- DESCRIPTION OF THE TASK:
Make an exact transcription of the material, leaving out all images.

━━━ STORED DATA

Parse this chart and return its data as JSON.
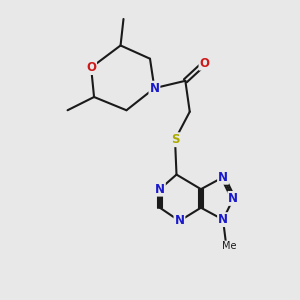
{
  "background_color": "#e8e8e8",
  "bond_color": "#1a1a1a",
  "atom_colors": {
    "N": "#1a1acc",
    "O": "#cc1a1a",
    "S": "#aaaa00",
    "C": "#1a1a1a"
  },
  "figsize": [
    3.0,
    3.0
  ],
  "dpi": 100,
  "xlim": [
    0,
    10
  ],
  "ylim": [
    0,
    10
  ]
}
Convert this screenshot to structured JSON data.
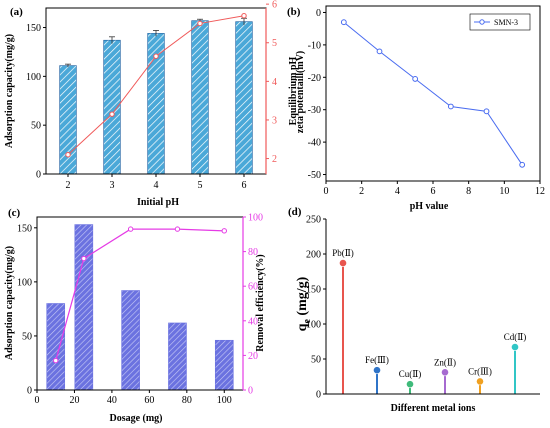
{
  "colors": {
    "bar_blue": "#4aa8d8",
    "bar_blue_edge": "#1f5f9f",
    "line_red": "#f05a5a",
    "zeta_blue": "#4a6cf0",
    "bar_purple": "#6b72e0",
    "line_magenta": "#e53be5",
    "axis_black": "#000000"
  },
  "chart_data": [
    {
      "panel": "(a)",
      "type": "bar",
      "title": "",
      "xlabel": "Initial pH",
      "ylabel": "Adsorption capacity(mg/g)",
      "y2label": "Equilibrium  pH",
      "categories": [
        "2",
        "3",
        "4",
        "5",
        "6"
      ],
      "x_values": [
        2,
        3,
        4,
        5,
        6
      ],
      "xlim": [
        1.5,
        6.5
      ],
      "ylim": [
        0,
        170
      ],
      "y2lim": [
        1.6,
        5.9
      ],
      "yticks": [
        0,
        50,
        100,
        150
      ],
      "y2ticks": [
        2,
        3,
        4,
        5,
        6
      ],
      "series": [
        {
          "kind": "bar",
          "values": [
            111,
            137,
            144,
            157,
            156
          ],
          "errors": [
            1.5,
            3.5,
            3,
            1.5,
            3.5
          ]
        },
        {
          "kind": "line",
          "axis": "right",
          "values": [
            2.1,
            3.15,
            4.65,
            5.5,
            5.7
          ]
        }
      ]
    },
    {
      "panel": "(b)",
      "type": "line",
      "title": "",
      "xlabel": "pH value",
      "ylabel": "zeta potentaill(mV)",
      "xlim": [
        0,
        12
      ],
      "ylim": [
        -52,
        2
      ],
      "xticks": [
        0,
        2,
        4,
        6,
        8,
        10,
        12
      ],
      "yticks": [
        0,
        -10,
        -20,
        -30,
        -40,
        -50
      ],
      "legend_position": "top-right",
      "series": [
        {
          "name": "SMN-3",
          "x": [
            1,
            3,
            5,
            7,
            9,
            11
          ],
          "values": [
            -3,
            -12,
            -20.5,
            -29,
            -30.5,
            -47
          ]
        }
      ]
    },
    {
      "panel": "(c)",
      "type": "bar",
      "title": "",
      "xlabel": "Dosage (mg)",
      "ylabel": "Adsorption capacity(mg/g)",
      "y2label": "Removal efficiency(%)",
      "xlim": [
        0,
        110
      ],
      "ylim": [
        0,
        160
      ],
      "y2lim": [
        0,
        100
      ],
      "xticks": [
        0,
        20,
        40,
        60,
        80,
        100
      ],
      "yticks": [
        0,
        50,
        100,
        150
      ],
      "y2ticks": [
        0,
        20,
        40,
        60,
        80,
        100
      ],
      "series": [
        {
          "kind": "bar",
          "x": [
            10,
            25,
            50,
            75,
            100
          ],
          "values": [
            80,
            153,
            92,
            62,
            46
          ]
        },
        {
          "kind": "line",
          "axis": "right",
          "x": [
            10,
            25,
            50,
            75,
            100
          ],
          "values": [
            17,
            76,
            93,
            93,
            92
          ]
        }
      ]
    },
    {
      "panel": "(d)",
      "type": "bar",
      "title": "",
      "xlabel": "Different metal ions",
      "ylabel": "qe (mg/g)",
      "ylabel_main": "q",
      "ylabel_sub": "e",
      "ylabel_rest": " (mg/g)",
      "ylim": [
        0,
        250
      ],
      "yticks": [
        0,
        50,
        100,
        150,
        200,
        250
      ],
      "categories": [
        "Pb(Ⅱ)",
        "Fe(Ⅲ)",
        "Cu(Ⅱ)",
        "Zn(Ⅱ)",
        "Cr(Ⅲ)",
        "Cd(Ⅱ)"
      ],
      "values": [
        187,
        34,
        14,
        31,
        18,
        67
      ],
      "point_colors": [
        "#e8554e",
        "#2f74c8",
        "#3fba7a",
        "#a66ad0",
        "#f0a020",
        "#31c6c6"
      ]
    }
  ]
}
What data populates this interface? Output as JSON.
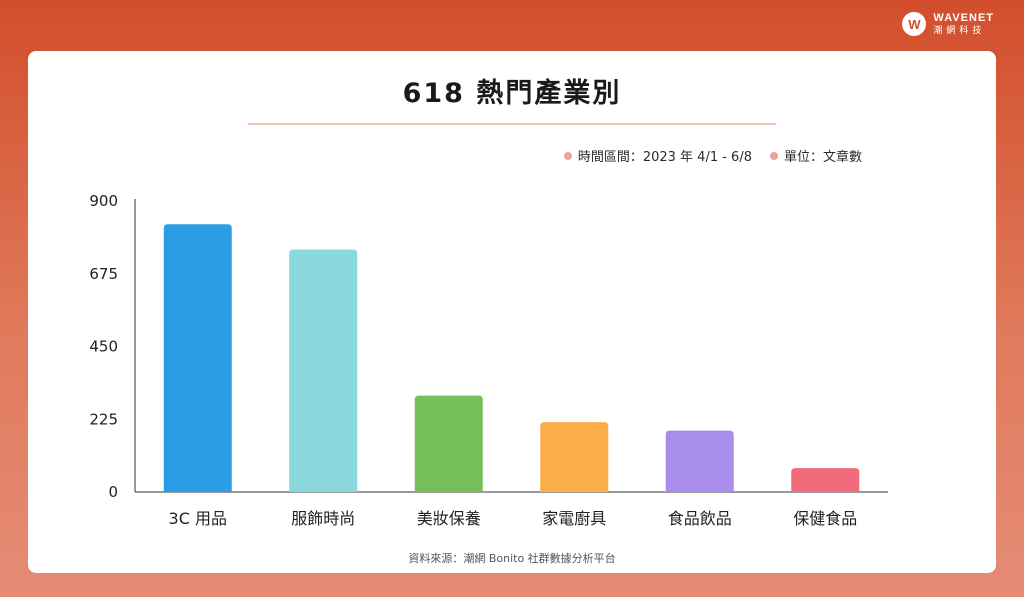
{
  "brand": {
    "logo_letter": "W",
    "name": "WAVENET",
    "subtitle": "潮網科技"
  },
  "notes": {
    "period": "時間區間：2023 年 4/1 - 6/8",
    "unit": "單位：文章數"
  },
  "source": "資料來源：潮網 Bonito 社群數據分析平台",
  "chart_data": {
    "type": "bar",
    "title": "618 熱門產業別",
    "categories": [
      "3C 用品",
      "服飾時尚",
      "美妝保養",
      "家電廚具",
      "食品飲品",
      "保健食品"
    ],
    "values": [
      828,
      750,
      298,
      216,
      190,
      74
    ],
    "colors": [
      "#2a9de4",
      "#8ad7dc",
      "#77c059",
      "#f9ae48",
      "#a98ded",
      "#f26b7d"
    ],
    "yticks": [
      "0",
      "225",
      "450",
      "675",
      "900"
    ],
    "ylim": [
      0,
      900
    ],
    "xlabel": "",
    "ylabel": "",
    "grid": false,
    "legend": "none"
  }
}
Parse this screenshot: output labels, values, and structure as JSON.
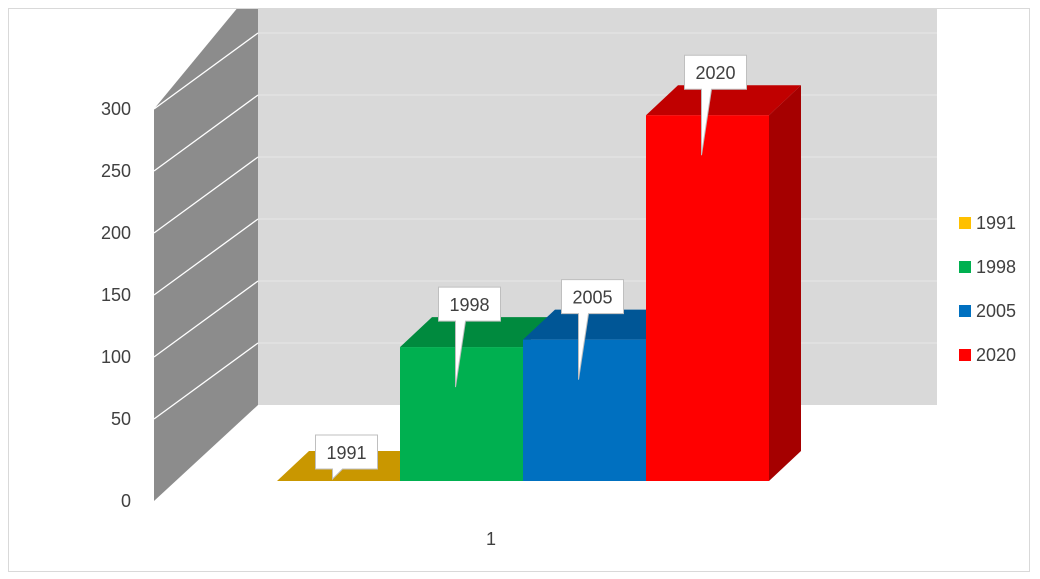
{
  "chart_data": {
    "type": "bar",
    "variant": "3d-clustered-column",
    "categories": [
      "1"
    ],
    "series": [
      {
        "name": "1991",
        "values": [
          0
        ],
        "color": "#FFC000",
        "top_color": "#C99700",
        "side_color": "#B48700"
      },
      {
        "name": "1998",
        "values": [
          108
        ],
        "color": "#00B050",
        "top_color": "#008A3E",
        "side_color": "#00803A"
      },
      {
        "name": "2005",
        "values": [
          114
        ],
        "color": "#0070C0",
        "top_color": "#005696",
        "side_color": "#004F8A"
      },
      {
        "name": "2020",
        "values": [
          295
        ],
        "color": "#FF0000",
        "top_color": "#C00000",
        "side_color": "#A50000"
      }
    ],
    "ylim": [
      0,
      300
    ],
    "y_ticks": [
      "0",
      "50",
      "100",
      "150",
      "200",
      "250",
      "300"
    ],
    "x_tick_labels": [
      "1"
    ],
    "data_labels": [
      "1991",
      "1998",
      "2005",
      "2020"
    ],
    "legend_position": "right",
    "grid": true,
    "title": "",
    "xlabel": "",
    "ylabel": "",
    "colors": {
      "wall": "#D9D9D9",
      "side_wall": "#8C8C8C",
      "gridline": "#FFFFFF",
      "text": "#404040"
    }
  }
}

━━━━━━

- RESULT FOR THIS EXERCISE:
Parse this chart and return its data as JSON.
{
  "background_color": "#e8e8e8",
  "bond_color": "#1a1a1a",
  "atom_colors": {
    "N": "#1a1acc",
    "O": "#cc1a1a",
    "S": "#aaaa00",
    "C": "#1a1a1a"
  },
  "figsize": [
    3.0,
    3.0
  ],
  "dpi": 100,
  "xlim": [
    0,
    10
  ],
  "ylim": [
    0,
    10
  ]
}
Convert this screenshot to structured JSON data.
{
  "colors": {
    "bar_blue": "#4aa8d8",
    "bar_blue_edge": "#1f5f9f",
    "line_red": "#f05a5a",
    "zeta_blue": "#4a6cf0",
    "bar_purple": "#6b72e0",
    "line_magenta": "#e53be5",
    "axis_black": "#000000"
  },
  "chart_data": [
    {
      "panel": "(a)",
      "type": "bar",
      "title": "",
      "xlabel": "Initial pH",
      "ylabel": "Adsorption capacity(mg/g)",
      "y2label": "Equilibrium  pH",
      "categories": [
        "2",
        "3",
        "4",
        "5",
        "6"
      ],
      "x_values": [
        2,
        3,
        4,
        5,
        6
      ],
      "xlim": [
        1.5,
        6.5
      ],
      "ylim": [
        0,
        170
      ],
      "y2lim": [
        1.6,
        5.9
      ],
      "yticks": [
        0,
        50,
        100,
        150
      ],
      "y2ticks": [
        2,
        3,
        4,
        5,
        6
      ],
      "series": [
        {
          "kind": "bar",
          "values": [
            111,
            137,
            144,
            157,
            156
          ],
          "errors": [
            1.5,
            3.5,
            3,
            1.5,
            3.5
          ]
        },
        {
          "kind": "line",
          "axis": "right",
          "values": [
            2.1,
            3.15,
            4.65,
            5.5,
            5.7
          ]
        }
      ]
    },
    {
      "panel": "(b)",
      "type": "line",
      "title": "",
      "xlabel": "pH value",
      "ylabel": "zeta potentaill(mV)",
      "xlim": [
        0,
        12
      ],
      "ylim": [
        -52,
        2
      ],
      "xticks": [
        0,
        2,
        4,
        6,
        8,
        10,
        12
      ],
      "yticks": [
        0,
        -10,
        -20,
        -30,
        -40,
        -50
      ],
      "legend_position": "top-right",
      "series": [
        {
          "name": "SMN-3",
          "x": [
            1,
            3,
            5,
            7,
            9,
            11
          ],
          "values": [
            -3,
            -12,
            -20.5,
            -29,
            -30.5,
            -47
          ]
        }
      ]
    },
    {
      "panel": "(c)",
      "type": "bar",
      "title": "",
      "xlabel": "Dosage (mg)",
      "ylabel": "Adsorption capacity(mg/g)",
      "y2label": "Removal efficiency(%)",
      "xlim": [
        0,
        110
      ],
      "ylim": [
        0,
        160
      ],
      "y2lim": [
        0,
        100
      ],
      "xticks": [
        0,
        20,
        40,
        60,
        80,
        100
      ],
      "yticks": [
        0,
        50,
        100,
        150
      ],
      "y2ticks": [
        0,
        20,
        40,
        60,
        80,
        100
      ],
      "series": [
        {
          "kind": "bar",
          "x": [
            10,
            25,
            50,
            75,
            100
          ],
          "values": [
            80,
            153,
            92,
            62,
            46
          ]
        },
        {
          "kind": "line",
          "axis": "right",
          "x": [
            10,
            25,
            50,
            75,
            100
          ],
          "values": [
            17,
            76,
            93,
            93,
            92
          ]
        }
      ]
    },
    {
      "panel": "(d)",
      "type": "bar",
      "title": "",
      "xlabel": "Different metal ions",
      "ylabel": "qe (mg/g)",
      "ylabel_main": "q",
      "ylabel_sub": "e",
      "ylabel_rest": " (mg/g)",
      "ylim": [
        0,
        250
      ],
      "yticks": [
        0,
        50,
        100,
        150,
        200,
        250
      ],
      "categories": [
        "Pb(Ⅱ)",
        "Fe(Ⅲ)",
        "Cu(Ⅱ)",
        "Zn(Ⅱ)",
        "Cr(Ⅲ)",
        "Cd(Ⅱ)"
      ],
      "values": [
        187,
        34,
        14,
        31,
        18,
        67
      ],
      "point_colors": [
        "#e8554e",
        "#2f74c8",
        "#3fba7a",
        "#a66ad0",
        "#f0a020",
        "#31c6c6"
      ]
    }
  ]
}
What data populates this interface? Output as JSON.
{
  "brand": {
    "logo_letter": "W",
    "name": "WAVENET",
    "subtitle": "潮網科技"
  },
  "notes": {
    "period": "時間區間：2023 年 4/1 - 6/8",
    "unit": "單位：文章數"
  },
  "source": "資料來源：潮網 Bonito 社群數據分析平台",
  "chart_data": {
    "type": "bar",
    "title": "618 熱門產業別",
    "categories": [
      "3C 用品",
      "服飾時尚",
      "美妝保養",
      "家電廚具",
      "食品飲品",
      "保健食品"
    ],
    "values": [
      828,
      750,
      298,
      216,
      190,
      74
    ],
    "colors": [
      "#2a9de4",
      "#8ad7dc",
      "#77c059",
      "#f9ae48",
      "#a98ded",
      "#f26b7d"
    ],
    "yticks": [
      "0",
      "225",
      "450",
      "675",
      "900"
    ],
    "ylim": [
      0,
      900
    ],
    "xlabel": "",
    "ylabel": "",
    "grid": false,
    "legend": "none"
  }
}
Parse this screenshot: output labels, values, and structure as JSON.
{
  "chart_data": {
    "type": "bar",
    "variant": "3d-clustered-column",
    "categories": [
      "1"
    ],
    "series": [
      {
        "name": "1991",
        "values": [
          0
        ],
        "color": "#FFC000",
        "top_color": "#C99700",
        "side_color": "#B48700"
      },
      {
        "name": "1998",
        "values": [
          108
        ],
        "color": "#00B050",
        "top_color": "#008A3E",
        "side_color": "#00803A"
      },
      {
        "name": "2005",
        "values": [
          114
        ],
        "color": "#0070C0",
        "top_color": "#005696",
        "side_color": "#004F8A"
      },
      {
        "name": "2020",
        "values": [
          295
        ],
        "color": "#FF0000",
        "top_color": "#C00000",
        "side_color": "#A50000"
      }
    ],
    "ylim": [
      0,
      300
    ],
    "y_ticks": [
      "0",
      "50",
      "100",
      "150",
      "200",
      "250",
      "300"
    ],
    "x_tick_labels": [
      "1"
    ],
    "data_labels": [
      "1991",
      "1998",
      "2005",
      "2020"
    ],
    "legend_position": "right",
    "grid": true,
    "title": "",
    "xlabel": "",
    "ylabel": "",
    "colors": {
      "wall": "#D9D9D9",
      "side_wall": "#8C8C8C",
      "gridline": "#FFFFFF",
      "text": "#404040"
    }
  }
}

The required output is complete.